Given data:
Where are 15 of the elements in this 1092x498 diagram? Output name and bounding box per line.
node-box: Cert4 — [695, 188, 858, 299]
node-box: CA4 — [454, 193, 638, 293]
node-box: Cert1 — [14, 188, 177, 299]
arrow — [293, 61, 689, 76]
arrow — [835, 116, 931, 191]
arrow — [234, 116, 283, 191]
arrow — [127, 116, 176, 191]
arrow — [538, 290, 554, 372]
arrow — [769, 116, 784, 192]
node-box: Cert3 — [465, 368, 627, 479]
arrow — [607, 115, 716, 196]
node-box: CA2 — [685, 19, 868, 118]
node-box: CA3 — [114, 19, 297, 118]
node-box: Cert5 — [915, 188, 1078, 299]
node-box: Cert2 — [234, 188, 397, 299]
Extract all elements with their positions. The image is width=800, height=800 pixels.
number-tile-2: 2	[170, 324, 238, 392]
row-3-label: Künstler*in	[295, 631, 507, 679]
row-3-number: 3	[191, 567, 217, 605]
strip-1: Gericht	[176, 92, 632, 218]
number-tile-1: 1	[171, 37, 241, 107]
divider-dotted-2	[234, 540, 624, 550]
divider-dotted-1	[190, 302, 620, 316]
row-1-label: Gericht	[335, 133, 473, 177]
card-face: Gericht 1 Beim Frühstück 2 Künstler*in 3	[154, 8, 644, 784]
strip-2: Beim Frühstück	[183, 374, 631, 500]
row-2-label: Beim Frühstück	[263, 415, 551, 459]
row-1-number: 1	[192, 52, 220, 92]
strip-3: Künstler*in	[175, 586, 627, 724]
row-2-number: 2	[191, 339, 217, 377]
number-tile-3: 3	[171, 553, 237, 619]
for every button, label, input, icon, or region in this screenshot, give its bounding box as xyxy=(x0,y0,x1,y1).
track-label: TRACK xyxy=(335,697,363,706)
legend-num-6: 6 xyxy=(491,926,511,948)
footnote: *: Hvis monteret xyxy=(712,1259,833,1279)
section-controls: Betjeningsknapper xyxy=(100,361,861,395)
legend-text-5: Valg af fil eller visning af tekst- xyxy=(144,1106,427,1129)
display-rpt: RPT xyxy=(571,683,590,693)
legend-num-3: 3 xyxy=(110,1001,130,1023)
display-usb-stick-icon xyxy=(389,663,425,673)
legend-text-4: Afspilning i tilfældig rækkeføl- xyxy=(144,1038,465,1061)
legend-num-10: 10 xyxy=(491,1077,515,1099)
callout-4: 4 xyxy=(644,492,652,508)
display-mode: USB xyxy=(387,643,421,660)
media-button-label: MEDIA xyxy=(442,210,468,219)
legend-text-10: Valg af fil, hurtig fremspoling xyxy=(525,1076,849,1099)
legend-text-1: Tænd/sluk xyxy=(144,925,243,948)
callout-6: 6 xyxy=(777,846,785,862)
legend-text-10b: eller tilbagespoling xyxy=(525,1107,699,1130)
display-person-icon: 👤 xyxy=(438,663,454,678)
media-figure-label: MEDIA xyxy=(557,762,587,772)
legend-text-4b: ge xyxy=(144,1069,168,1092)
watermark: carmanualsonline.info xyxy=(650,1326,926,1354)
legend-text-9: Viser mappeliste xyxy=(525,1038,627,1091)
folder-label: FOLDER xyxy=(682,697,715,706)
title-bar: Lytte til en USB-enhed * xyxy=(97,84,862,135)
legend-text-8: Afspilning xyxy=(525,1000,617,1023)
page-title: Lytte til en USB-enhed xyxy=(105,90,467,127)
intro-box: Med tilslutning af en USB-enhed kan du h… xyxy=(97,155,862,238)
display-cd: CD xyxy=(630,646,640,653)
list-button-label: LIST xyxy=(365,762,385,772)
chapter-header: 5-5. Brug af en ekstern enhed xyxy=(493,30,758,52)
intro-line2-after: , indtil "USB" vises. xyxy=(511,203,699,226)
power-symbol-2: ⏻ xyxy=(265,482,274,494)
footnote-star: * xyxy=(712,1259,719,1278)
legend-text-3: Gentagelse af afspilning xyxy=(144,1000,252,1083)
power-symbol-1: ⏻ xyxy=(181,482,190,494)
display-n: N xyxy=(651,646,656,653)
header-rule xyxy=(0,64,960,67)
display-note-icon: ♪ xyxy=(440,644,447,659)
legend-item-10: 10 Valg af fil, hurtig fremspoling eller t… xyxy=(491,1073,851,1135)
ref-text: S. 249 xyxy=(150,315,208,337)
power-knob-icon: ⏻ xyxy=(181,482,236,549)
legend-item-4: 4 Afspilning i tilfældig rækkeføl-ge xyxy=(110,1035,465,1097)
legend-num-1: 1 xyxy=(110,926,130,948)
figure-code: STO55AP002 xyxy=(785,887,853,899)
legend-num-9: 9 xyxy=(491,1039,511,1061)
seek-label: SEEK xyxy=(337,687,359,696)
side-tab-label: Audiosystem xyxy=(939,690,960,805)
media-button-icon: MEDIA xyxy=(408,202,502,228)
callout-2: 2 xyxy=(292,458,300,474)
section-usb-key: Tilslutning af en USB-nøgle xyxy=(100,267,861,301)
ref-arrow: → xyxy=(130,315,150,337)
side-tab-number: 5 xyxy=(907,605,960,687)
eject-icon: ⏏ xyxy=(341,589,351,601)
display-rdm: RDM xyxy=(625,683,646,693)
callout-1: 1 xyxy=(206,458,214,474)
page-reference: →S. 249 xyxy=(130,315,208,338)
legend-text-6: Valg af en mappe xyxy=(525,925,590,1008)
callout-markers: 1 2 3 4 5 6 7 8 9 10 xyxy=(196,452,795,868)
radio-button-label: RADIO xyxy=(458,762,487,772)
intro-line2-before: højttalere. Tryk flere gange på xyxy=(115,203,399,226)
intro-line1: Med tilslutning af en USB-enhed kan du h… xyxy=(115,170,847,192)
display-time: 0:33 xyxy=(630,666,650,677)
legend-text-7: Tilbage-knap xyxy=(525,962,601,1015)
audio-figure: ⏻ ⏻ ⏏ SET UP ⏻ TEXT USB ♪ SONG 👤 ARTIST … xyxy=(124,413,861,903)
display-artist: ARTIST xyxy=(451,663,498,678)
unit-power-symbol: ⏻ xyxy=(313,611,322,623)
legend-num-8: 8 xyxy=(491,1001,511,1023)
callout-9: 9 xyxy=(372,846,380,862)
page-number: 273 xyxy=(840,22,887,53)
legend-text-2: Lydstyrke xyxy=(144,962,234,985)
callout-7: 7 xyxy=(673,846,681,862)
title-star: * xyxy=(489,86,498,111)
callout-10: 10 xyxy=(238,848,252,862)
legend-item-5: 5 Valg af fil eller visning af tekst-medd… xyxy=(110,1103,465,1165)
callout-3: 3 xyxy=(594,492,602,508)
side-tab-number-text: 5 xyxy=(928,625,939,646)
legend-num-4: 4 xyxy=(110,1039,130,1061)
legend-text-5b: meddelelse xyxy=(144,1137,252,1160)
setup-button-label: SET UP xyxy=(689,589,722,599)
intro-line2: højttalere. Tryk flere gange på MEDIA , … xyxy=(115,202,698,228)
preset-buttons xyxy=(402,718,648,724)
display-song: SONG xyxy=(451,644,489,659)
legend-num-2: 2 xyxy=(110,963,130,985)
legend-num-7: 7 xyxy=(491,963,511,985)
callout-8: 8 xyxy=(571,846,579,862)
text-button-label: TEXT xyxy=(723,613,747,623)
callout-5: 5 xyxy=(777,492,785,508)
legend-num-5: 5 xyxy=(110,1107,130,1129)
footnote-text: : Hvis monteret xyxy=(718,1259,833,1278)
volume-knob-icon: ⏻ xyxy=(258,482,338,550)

Short problem:
Reproduce the listing verbatim, starting at its very first line and continuing through the line containing "540, 624, 550]", with that line included.

Task response:
Where are 15 of the elements in this 1092x498 diagram? Output name and bounding box per line.
node-box: Cert4 — [695, 188, 858, 299]
node-box: CA4 — [454, 193, 638, 293]
node-box: Cert1 — [14, 188, 177, 299]
arrow — [293, 61, 689, 76]
arrow — [835, 116, 931, 191]
arrow — [234, 116, 283, 191]
arrow — [127, 116, 176, 191]
arrow — [538, 290, 554, 372]
arrow — [769, 116, 784, 192]
node-box: Cert3 — [465, 368, 627, 479]
arrow — [607, 115, 716, 196]
node-box: CA2 — [685, 19, 868, 118]
node-box: CA3 — [114, 19, 297, 118]
node-box: Cert5 — [915, 188, 1078, 299]
node-box: Cert2 — [234, 188, 397, 299]
Extract all elements with their positions. The image is width=800, height=800 pixels.
number-tile-2: 2	[170, 324, 238, 392]
row-3-label: Künstler*in	[295, 631, 507, 679]
row-3-number: 3	[191, 567, 217, 605]
strip-1: Gericht	[176, 92, 632, 218]
number-tile-1: 1	[171, 37, 241, 107]
divider-dotted-2	[234, 540, 624, 550]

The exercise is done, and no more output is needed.